GIVEN REQUEST:
Only the lines from the one holding "Enumerate this screenshot's" to the end should be retyped, exactly, with both ends included and no pictures.

□ □ □ □ □

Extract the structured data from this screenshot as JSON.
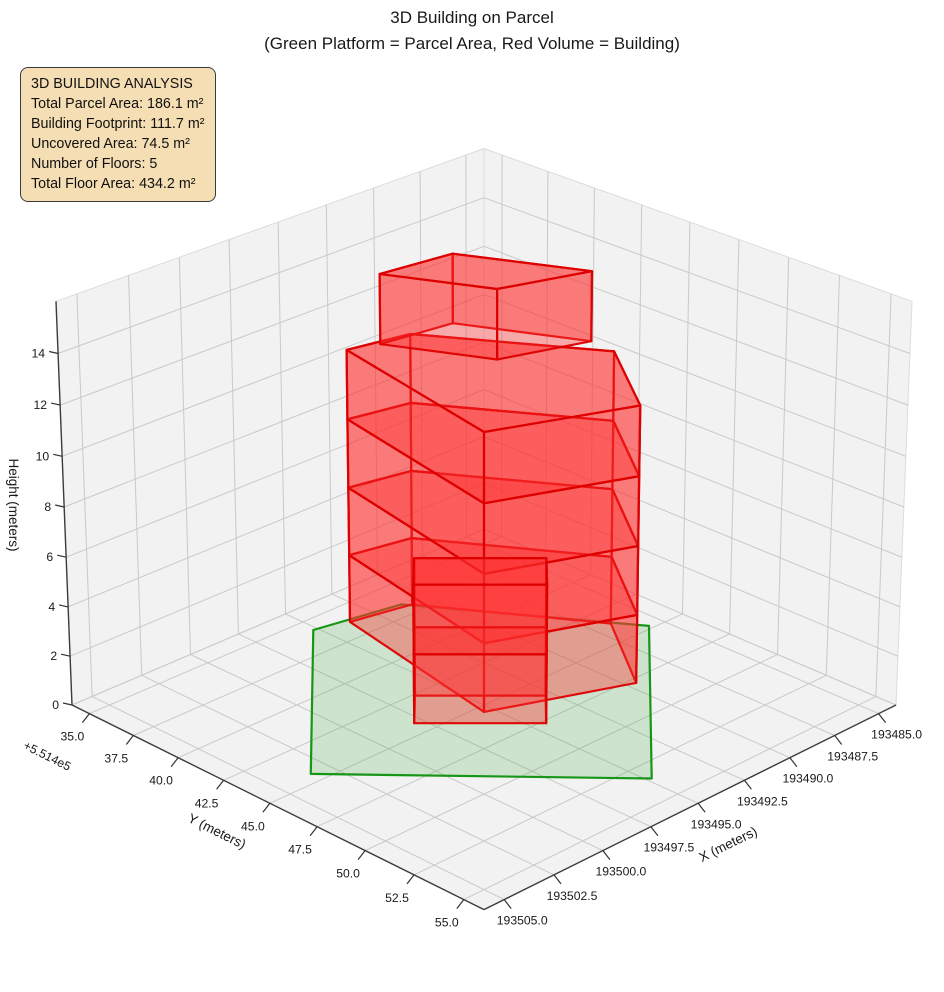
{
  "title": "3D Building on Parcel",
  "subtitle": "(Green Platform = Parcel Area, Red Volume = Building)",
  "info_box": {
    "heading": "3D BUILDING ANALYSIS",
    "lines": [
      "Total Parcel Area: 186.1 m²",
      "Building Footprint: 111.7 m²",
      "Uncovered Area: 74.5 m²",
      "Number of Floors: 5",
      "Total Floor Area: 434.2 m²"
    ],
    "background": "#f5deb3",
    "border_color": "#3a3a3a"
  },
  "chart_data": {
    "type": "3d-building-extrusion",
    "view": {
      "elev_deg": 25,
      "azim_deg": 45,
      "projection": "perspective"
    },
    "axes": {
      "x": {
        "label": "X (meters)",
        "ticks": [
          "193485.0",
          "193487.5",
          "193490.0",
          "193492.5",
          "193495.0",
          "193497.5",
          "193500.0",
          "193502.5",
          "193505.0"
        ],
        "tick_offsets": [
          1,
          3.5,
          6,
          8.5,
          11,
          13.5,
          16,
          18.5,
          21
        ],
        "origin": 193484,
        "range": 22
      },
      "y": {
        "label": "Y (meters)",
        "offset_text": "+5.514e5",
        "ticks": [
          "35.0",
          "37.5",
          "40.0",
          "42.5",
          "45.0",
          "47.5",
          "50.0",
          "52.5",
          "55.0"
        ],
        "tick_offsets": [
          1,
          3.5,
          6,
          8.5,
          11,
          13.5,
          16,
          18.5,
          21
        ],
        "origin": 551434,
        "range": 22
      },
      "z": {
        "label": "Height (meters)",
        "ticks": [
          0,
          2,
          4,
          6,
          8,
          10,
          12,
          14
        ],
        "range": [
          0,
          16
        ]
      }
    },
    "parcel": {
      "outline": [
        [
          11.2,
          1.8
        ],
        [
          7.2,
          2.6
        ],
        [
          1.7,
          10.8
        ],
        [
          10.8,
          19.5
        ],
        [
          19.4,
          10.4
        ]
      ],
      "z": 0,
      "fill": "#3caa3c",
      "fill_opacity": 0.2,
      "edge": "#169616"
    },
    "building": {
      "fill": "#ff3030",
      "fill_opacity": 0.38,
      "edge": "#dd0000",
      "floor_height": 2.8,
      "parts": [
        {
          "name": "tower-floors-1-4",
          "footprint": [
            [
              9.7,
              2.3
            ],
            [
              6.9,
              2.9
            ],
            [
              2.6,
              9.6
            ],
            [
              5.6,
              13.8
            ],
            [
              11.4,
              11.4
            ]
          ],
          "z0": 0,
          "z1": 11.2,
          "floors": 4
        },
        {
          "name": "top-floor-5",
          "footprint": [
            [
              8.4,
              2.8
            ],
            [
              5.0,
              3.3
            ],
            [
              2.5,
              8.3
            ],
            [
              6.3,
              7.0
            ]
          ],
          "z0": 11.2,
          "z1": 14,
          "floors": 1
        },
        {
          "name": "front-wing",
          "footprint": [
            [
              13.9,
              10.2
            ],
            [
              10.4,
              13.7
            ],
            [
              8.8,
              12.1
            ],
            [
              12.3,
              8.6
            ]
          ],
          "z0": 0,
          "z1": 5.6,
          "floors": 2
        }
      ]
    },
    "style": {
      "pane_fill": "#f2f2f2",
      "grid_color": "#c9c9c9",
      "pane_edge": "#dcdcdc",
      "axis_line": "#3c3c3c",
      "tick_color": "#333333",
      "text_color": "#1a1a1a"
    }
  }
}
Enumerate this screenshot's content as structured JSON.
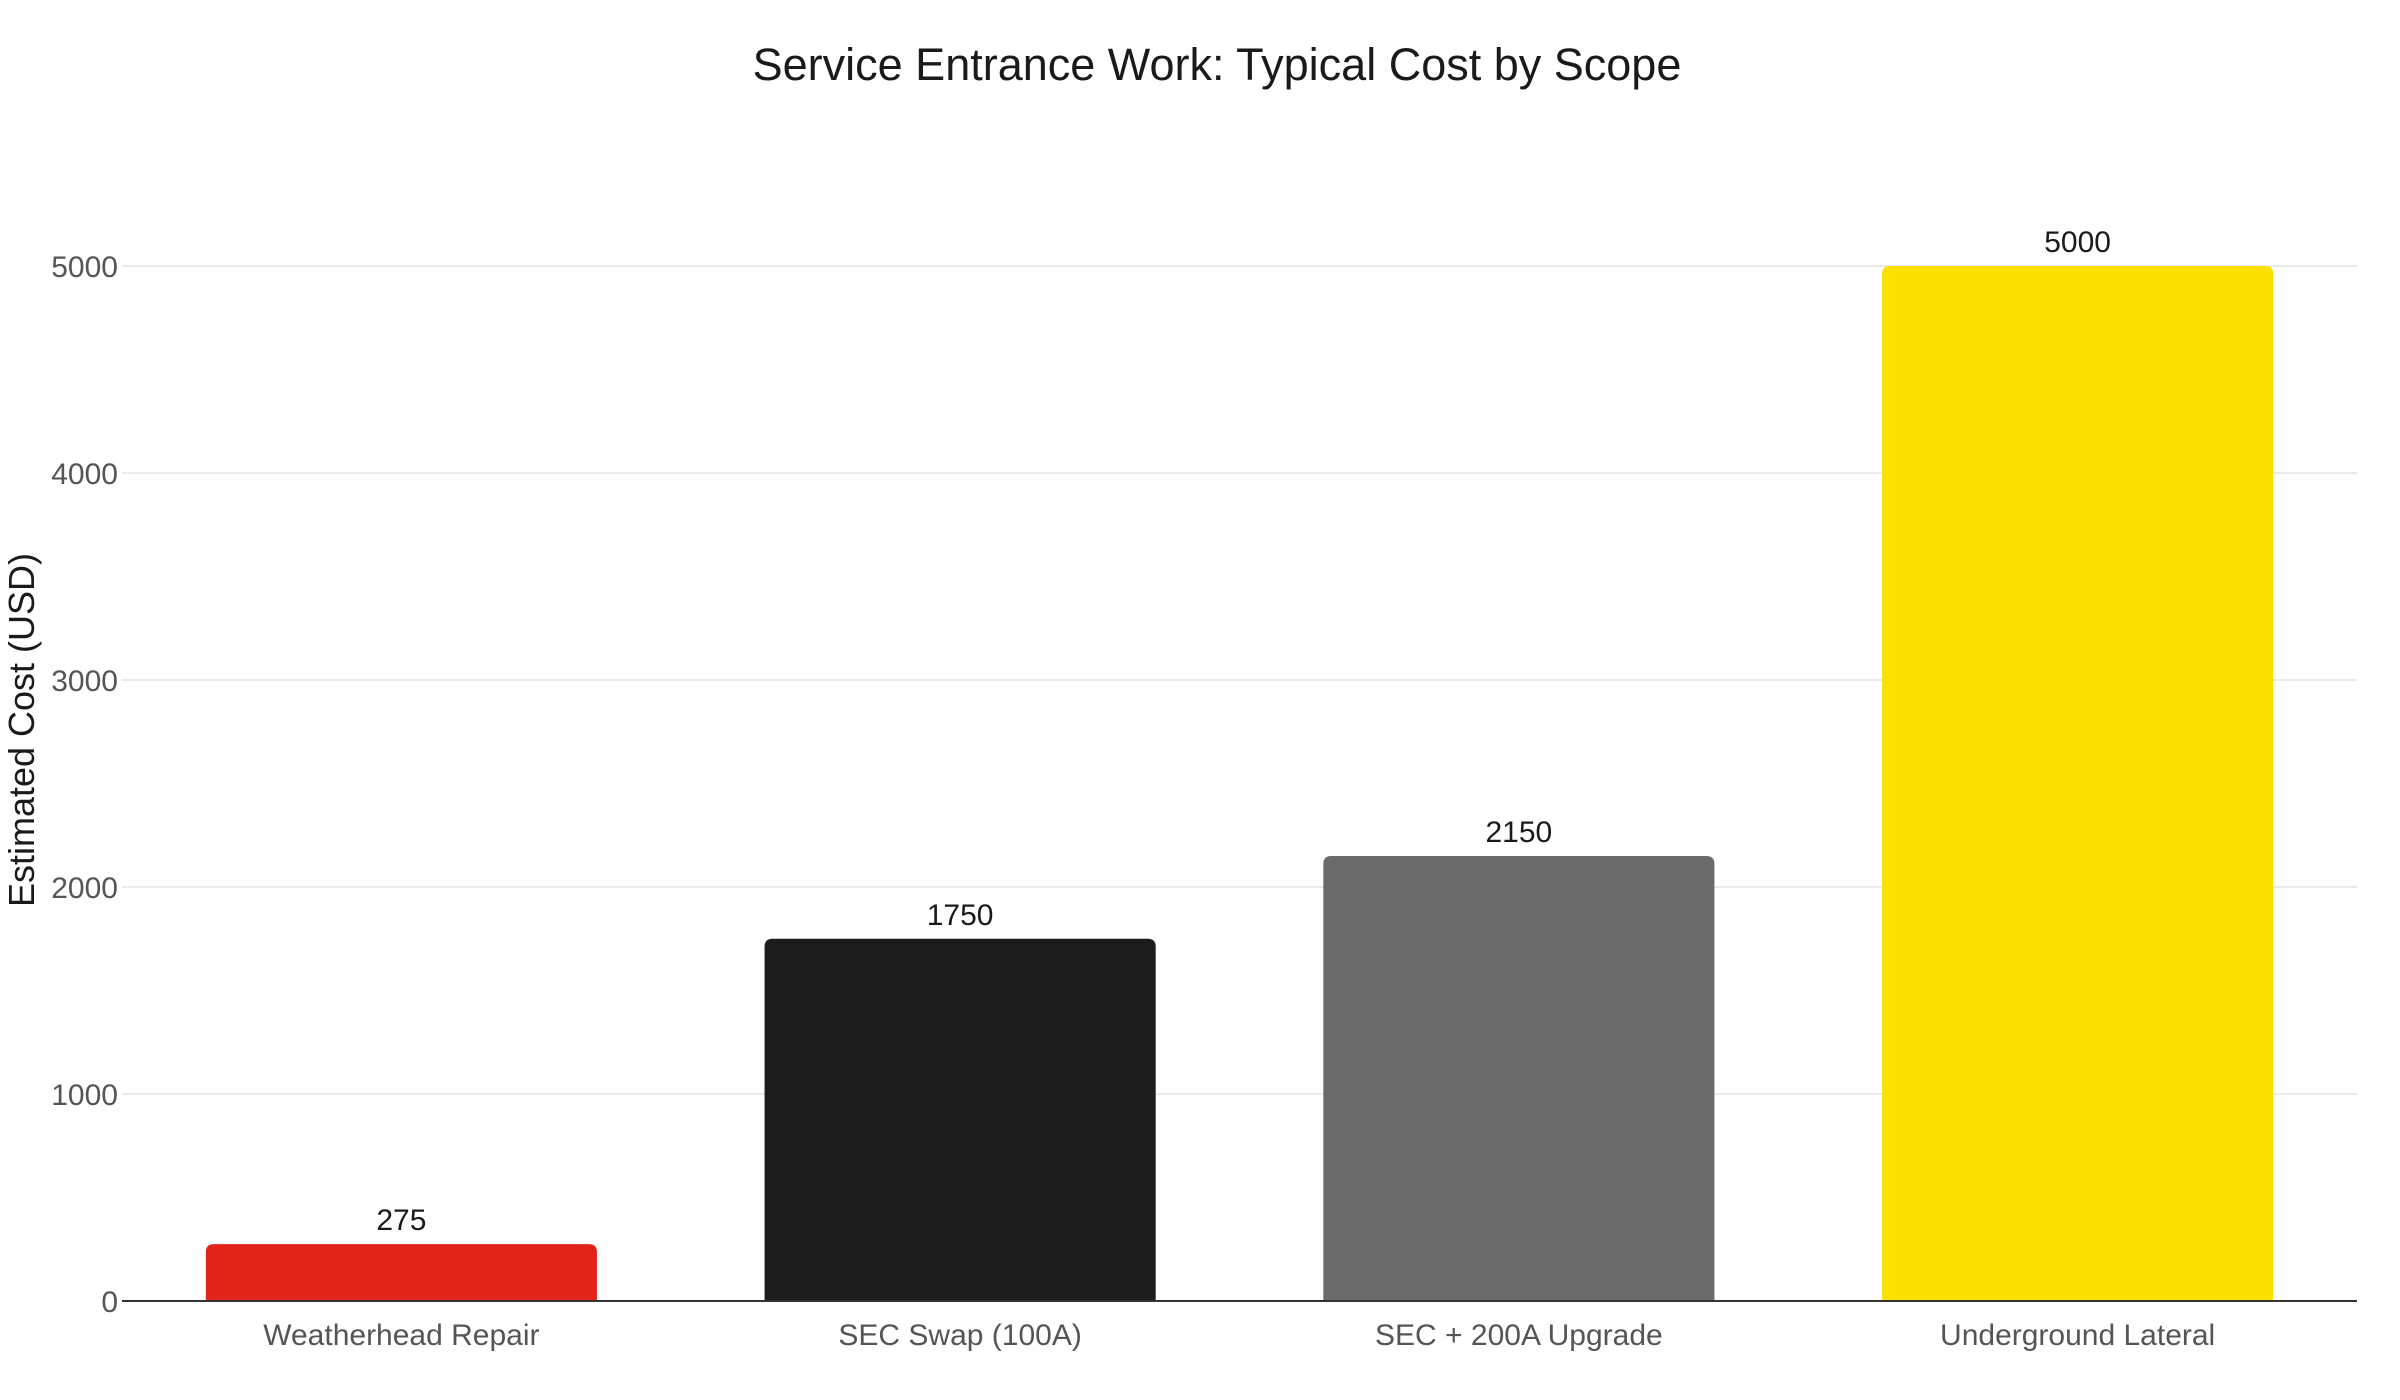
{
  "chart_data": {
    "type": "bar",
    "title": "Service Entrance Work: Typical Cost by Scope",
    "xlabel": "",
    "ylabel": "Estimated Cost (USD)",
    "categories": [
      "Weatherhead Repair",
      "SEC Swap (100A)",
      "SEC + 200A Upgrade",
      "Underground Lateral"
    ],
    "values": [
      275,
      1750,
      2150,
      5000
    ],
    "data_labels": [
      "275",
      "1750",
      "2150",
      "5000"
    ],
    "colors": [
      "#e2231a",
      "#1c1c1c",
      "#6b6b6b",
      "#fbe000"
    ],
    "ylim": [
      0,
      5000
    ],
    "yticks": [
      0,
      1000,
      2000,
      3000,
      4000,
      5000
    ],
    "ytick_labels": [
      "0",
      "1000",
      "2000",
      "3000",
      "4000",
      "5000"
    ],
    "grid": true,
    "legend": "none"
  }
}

□ □ □ □ □

TASK RESPONSE:
Enumerate this screenshot's content as structured JSON.
{
  "chart_data": {
    "type": "bar",
    "title": "Service Entrance Work: Typical Cost by Scope",
    "xlabel": "",
    "ylabel": "Estimated Cost (USD)",
    "categories": [
      "Weatherhead Repair",
      "SEC Swap (100A)",
      "SEC + 200A Upgrade",
      "Underground Lateral"
    ],
    "values": [
      275,
      1750,
      2150,
      5000
    ],
    "data_labels": [
      "275",
      "1750",
      "2150",
      "5000"
    ],
    "colors": [
      "#e2231a",
      "#1c1c1c",
      "#6b6b6b",
      "#fbe000"
    ],
    "ylim": [
      0,
      5000
    ],
    "yticks": [
      0,
      1000,
      2000,
      3000,
      4000,
      5000
    ],
    "ytick_labels": [
      "0",
      "1000",
      "2000",
      "3000",
      "4000",
      "5000"
    ],
    "grid": true,
    "legend": "none"
  }
}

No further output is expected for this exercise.